(Figure contents as structured data)

= = =

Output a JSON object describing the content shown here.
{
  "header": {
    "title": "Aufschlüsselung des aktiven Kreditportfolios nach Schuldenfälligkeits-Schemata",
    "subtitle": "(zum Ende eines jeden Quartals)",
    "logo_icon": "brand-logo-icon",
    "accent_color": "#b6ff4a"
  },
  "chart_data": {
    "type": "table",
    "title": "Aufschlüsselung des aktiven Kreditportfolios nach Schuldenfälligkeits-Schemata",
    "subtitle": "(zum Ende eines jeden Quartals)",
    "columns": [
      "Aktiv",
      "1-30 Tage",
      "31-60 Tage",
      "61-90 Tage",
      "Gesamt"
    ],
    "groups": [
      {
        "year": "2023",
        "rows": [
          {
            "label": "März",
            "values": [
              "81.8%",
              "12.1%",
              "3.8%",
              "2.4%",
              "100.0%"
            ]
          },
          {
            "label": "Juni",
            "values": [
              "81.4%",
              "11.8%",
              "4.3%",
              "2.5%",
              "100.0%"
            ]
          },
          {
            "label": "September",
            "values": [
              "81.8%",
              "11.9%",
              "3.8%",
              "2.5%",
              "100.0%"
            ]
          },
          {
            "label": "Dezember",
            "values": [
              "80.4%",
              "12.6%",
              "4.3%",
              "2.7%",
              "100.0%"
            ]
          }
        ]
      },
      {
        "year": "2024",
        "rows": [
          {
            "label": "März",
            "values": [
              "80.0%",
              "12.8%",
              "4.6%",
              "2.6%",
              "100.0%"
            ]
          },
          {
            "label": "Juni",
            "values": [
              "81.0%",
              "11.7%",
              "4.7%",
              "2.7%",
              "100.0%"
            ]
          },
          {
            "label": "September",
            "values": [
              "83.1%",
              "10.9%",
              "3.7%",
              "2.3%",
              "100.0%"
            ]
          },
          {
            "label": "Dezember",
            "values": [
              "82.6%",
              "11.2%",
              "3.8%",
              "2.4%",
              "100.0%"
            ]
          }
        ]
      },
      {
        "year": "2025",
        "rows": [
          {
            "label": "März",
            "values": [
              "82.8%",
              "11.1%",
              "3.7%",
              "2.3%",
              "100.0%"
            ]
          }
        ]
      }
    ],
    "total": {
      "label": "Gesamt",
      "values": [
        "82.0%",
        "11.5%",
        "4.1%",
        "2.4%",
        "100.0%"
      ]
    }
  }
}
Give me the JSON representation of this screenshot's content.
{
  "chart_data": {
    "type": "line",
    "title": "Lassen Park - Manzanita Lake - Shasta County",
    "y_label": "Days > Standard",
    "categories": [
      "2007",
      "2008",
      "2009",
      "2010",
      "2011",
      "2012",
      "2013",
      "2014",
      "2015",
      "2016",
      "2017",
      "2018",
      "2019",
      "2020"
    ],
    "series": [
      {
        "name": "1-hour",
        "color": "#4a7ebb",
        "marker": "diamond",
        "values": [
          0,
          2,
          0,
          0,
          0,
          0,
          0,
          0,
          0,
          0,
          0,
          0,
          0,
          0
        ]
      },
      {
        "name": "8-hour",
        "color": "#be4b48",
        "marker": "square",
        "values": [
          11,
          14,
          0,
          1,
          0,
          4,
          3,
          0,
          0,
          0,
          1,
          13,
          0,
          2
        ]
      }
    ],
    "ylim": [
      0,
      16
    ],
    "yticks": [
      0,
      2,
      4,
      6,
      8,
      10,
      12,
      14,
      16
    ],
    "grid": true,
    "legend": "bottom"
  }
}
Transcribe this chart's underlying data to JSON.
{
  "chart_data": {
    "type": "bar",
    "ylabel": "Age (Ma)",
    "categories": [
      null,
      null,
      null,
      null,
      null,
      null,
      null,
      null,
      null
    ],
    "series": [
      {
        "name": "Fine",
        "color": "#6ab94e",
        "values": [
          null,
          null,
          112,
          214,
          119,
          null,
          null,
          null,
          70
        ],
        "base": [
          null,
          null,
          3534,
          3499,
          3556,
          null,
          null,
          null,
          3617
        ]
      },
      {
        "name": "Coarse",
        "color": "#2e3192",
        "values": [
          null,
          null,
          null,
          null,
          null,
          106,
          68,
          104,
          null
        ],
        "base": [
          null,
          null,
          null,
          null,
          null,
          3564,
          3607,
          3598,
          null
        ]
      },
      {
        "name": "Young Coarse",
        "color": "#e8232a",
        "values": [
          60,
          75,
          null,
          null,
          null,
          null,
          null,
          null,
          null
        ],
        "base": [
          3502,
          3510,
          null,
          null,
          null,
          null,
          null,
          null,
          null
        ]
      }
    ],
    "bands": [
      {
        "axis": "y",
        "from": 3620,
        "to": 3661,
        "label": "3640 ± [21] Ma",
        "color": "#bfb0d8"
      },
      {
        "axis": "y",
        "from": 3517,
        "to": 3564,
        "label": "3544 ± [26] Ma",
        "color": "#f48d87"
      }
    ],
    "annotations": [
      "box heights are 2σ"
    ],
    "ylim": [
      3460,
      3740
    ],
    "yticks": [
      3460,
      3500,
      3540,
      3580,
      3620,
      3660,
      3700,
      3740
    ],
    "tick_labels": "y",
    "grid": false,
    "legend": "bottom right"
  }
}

= = =

» What you have to do: Begin with the line containing "Transcribe this chart's" and repeat each line exactly until the records above end.

» Worked solution:
Transcribe this chart's underlying data to JSON.
{
  "chart_data": {
    "type": "bar",
    "ylabel": "Age (Ma)",
    "categories": [
      null,
      null,
      null,
      null,
      null,
      null,
      null,
      null,
      null
    ],
    "series": [
      {
        "name": "Fine",
        "color": "#6ab94e",
        "values": [
          null,
          null,
          112,
          214,
          119,
          null,
          null,
          null,
          70
        ],
        "base": [
          null,
          null,
          3534,
          3499,
          3556,
          null,
          null,
          null,
          3617
        ]
      },
      {
        "name": "Coarse",
        "color": "#2e3192",
        "values": [
          null,
          null,
          null,
          null,
          null,
          106,
          68,
          104,
          null
        ],
        "base": [
          null,
          null,
          null,
          null,
          null,
          3564,
          3607,
          3598,
          null
        ]
      },
      {
        "name": "Young Coarse",
        "color": "#e8232a",
        "values": [
          60,
          75,
          null,
          null,
          null,
          null,
          null,
          null,
          null
        ],
        "base": [
          3502,
          3510,
          null,
          null,
          null,
          null,
          null,
          null,
          null
        ]
      }
    ],
    "bands": [
      {
        "axis": "y",
        "from": 3620,
        "to": 3661,
        "label": "3640 ± [21] Ma",
        "color": "#bfb0d8"
      },
      {
        "axis": "y",
        "from": 3517,
        "to": 3564,
        "label": "3544 ± [26] Ma",
        "color": "#f48d87"
      }
    ],
    "annotations": [
      "box heights are 2σ"
    ],
    "ylim": [
      3460,
      3740
    ],
    "yticks": [
      3460,
      3500,
      3540,
      3580,
      3620,
      3660,
      3700,
      3740
    ],
    "tick_labels": "y",
    "grid": false,
    "legend": "bottom right"
  }
}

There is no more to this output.